§ Records shown:

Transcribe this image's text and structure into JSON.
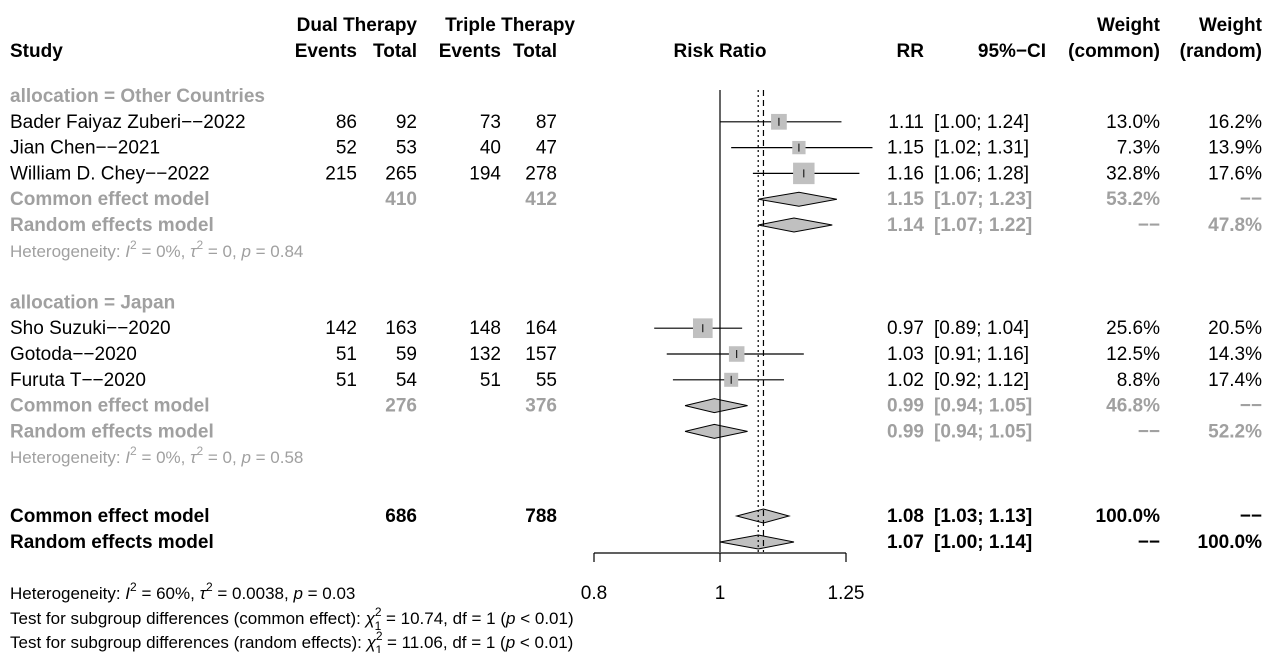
{
  "colors": {
    "text": "#000000",
    "subgroup_text": "#a0a0a0",
    "box_fill": "#c0c0c0",
    "diamond_fill": "#c0c0c0",
    "line": "#000000"
  },
  "header": {
    "study": "Study",
    "dual_group": "Dual Therapy",
    "triple_group": "Triple Therapy",
    "events": "Events",
    "total": "Total",
    "risk_ratio": "Risk Ratio",
    "rr": "RR",
    "ci": "95%−CI",
    "weight": "Weight",
    "common": "(common)",
    "random": "(random)"
  },
  "chart_data": {
    "type": "forest",
    "measure": "Risk Ratio",
    "x_scale": "log",
    "xlim": [
      0.8,
      1.25
    ],
    "x_ticks": [
      0.8,
      1,
      1.25
    ],
    "x_tick_labels": [
      "0.8",
      "1",
      "1.25"
    ],
    "null_value": 1,
    "common_effect_line": 1.08,
    "random_effect_line": 1.07,
    "subgroups": [
      {
        "label": "allocation = Other Countries",
        "studies": [
          {
            "name": "Bader Faiyaz Zuberi−−2022",
            "dual_events": "86",
            "dual_total": "92",
            "triple_events": "73",
            "triple_total": "87",
            "rr": 1.11,
            "lo": 1.0,
            "hi": 1.24,
            "rr_text": "1.11",
            "ci_text": "[1.00; 1.24]",
            "w_common": "13.0%",
            "w_random": "16.2%",
            "weight_common": 13.0
          },
          {
            "name": "Jian Chen−−2021",
            "dual_events": "52",
            "dual_total": "53",
            "triple_events": "40",
            "triple_total": "47",
            "rr": 1.15,
            "lo": 1.02,
            "hi": 1.31,
            "rr_text": "1.15",
            "ci_text": "[1.02; 1.31]",
            "w_common": "7.3%",
            "w_random": "13.9%",
            "weight_common": 7.3
          },
          {
            "name": "William D. Chey−−2022",
            "dual_events": "215",
            "dual_total": "265",
            "triple_events": "194",
            "triple_total": "278",
            "rr": 1.16,
            "lo": 1.06,
            "hi": 1.28,
            "rr_text": "1.16",
            "ci_text": "[1.06; 1.28]",
            "w_common": "32.8%",
            "w_random": "17.6%",
            "weight_common": 32.8
          }
        ],
        "common": {
          "label": "Common effect model",
          "dual_total": "410",
          "triple_total": "412",
          "rr": 1.15,
          "lo": 1.07,
          "hi": 1.23,
          "rr_text": "1.15",
          "ci_text": "[1.07; 1.23]",
          "w_common": "53.2%",
          "w_random": "−−"
        },
        "random": {
          "label": "Random effects model",
          "rr": 1.14,
          "lo": 1.07,
          "hi": 1.22,
          "rr_text": "1.14",
          "ci_text": "[1.07; 1.22]",
          "w_common": "−−",
          "w_random": "47.8%"
        },
        "heterogeneity": {
          "prefix": "Heterogeneity: ",
          "i_sym": "I",
          "i_sup": "2",
          "i_val": " = 0%,  ",
          "tau_sym": "τ",
          "tau_sup": "2",
          "tau_val": " = 0, ",
          "p_sym": "p",
          "p_val": " = 0.84"
        }
      },
      {
        "label": "allocation = Japan",
        "studies": [
          {
            "name": "Sho Suzuki−−2020",
            "dual_events": "142",
            "dual_total": "163",
            "triple_events": "148",
            "triple_total": "164",
            "rr": 0.97,
            "lo": 0.89,
            "hi": 1.04,
            "rr_text": "0.97",
            "ci_text": "[0.89; 1.04]",
            "w_common": "25.6%",
            "w_random": "20.5%",
            "weight_common": 25.6
          },
          {
            "name": "Gotoda−−2020",
            "dual_events": "51",
            "dual_total": "59",
            "triple_events": "132",
            "triple_total": "157",
            "rr": 1.03,
            "lo": 0.91,
            "hi": 1.16,
            "rr_text": "1.03",
            "ci_text": "[0.91; 1.16]",
            "w_common": "12.5%",
            "w_random": "14.3%",
            "weight_common": 12.5
          },
          {
            "name": "Furuta T−−2020",
            "dual_events": "51",
            "dual_total": "54",
            "triple_events": "51",
            "triple_total": "55",
            "rr": 1.02,
            "lo": 0.92,
            "hi": 1.12,
            "rr_text": "1.02",
            "ci_text": "[0.92; 1.12]",
            "w_common": "8.8%",
            "w_random": "17.4%",
            "weight_common": 8.8
          }
        ],
        "common": {
          "label": "Common effect model",
          "dual_total": "276",
          "triple_total": "376",
          "rr": 0.99,
          "lo": 0.94,
          "hi": 1.05,
          "rr_text": "0.99",
          "ci_text": "[0.94; 1.05]",
          "w_common": "46.8%",
          "w_random": "−−"
        },
        "random": {
          "label": "Random effects model",
          "rr": 0.99,
          "lo": 0.94,
          "hi": 1.05,
          "rr_text": "0.99",
          "ci_text": "[0.94; 1.05]",
          "w_common": "−−",
          "w_random": "52.2%"
        },
        "heterogeneity": {
          "prefix": "Heterogeneity: ",
          "i_sym": "I",
          "i_sup": "2",
          "i_val": " = 0%,  ",
          "tau_sym": "τ",
          "tau_sup": "2",
          "tau_val": " = 0, ",
          "p_sym": "p",
          "p_val": " = 0.58"
        }
      }
    ],
    "overall": {
      "common": {
        "label": "Common effect model",
        "dual_total": "686",
        "triple_total": "788",
        "rr": 1.08,
        "lo": 1.03,
        "hi": 1.13,
        "rr_text": "1.08",
        "ci_text": "[1.03; 1.13]",
        "w_common": "100.0%",
        "w_random": "−−"
      },
      "random": {
        "label": "Random effects model",
        "rr": 1.07,
        "lo": 1.0,
        "hi": 1.14,
        "rr_text": "1.07",
        "ci_text": "[1.00; 1.14]",
        "w_common": "−−",
        "w_random": "100.0%"
      },
      "heterogeneity": {
        "prefix": "Heterogeneity: ",
        "i_sym": "I",
        "i_sup": "2",
        "i_val": " = 60%,  ",
        "tau_sym": "τ",
        "tau_sup": "2",
        "tau_val": " = 0.0038, ",
        "p_sym": "p",
        "p_val": " = 0.03"
      }
    },
    "subgroup_tests": [
      {
        "prefix": "Test for subgroup differences (common effect):  ",
        "chi_sym": "χ",
        "chi_sup": "2",
        "chi_sub": "1",
        "value": " = 10.74, df = 1 (",
        "p_sym": "p",
        "p_val": " < 0.01)"
      },
      {
        "prefix": "Test for subgroup differences (random effects):  ",
        "chi_sym": "χ",
        "chi_sup": "2",
        "chi_sub": "1",
        "value": " = 11.06, df = 1 (",
        "p_sym": "p",
        "p_val": " < 0.01)"
      }
    ]
  }
}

§ Problem requirements:
Return each line with "Risk".

§ Solution for this task:
    "risk_ratio": "Risk Ratio",
    "measure": "Risk Ratio",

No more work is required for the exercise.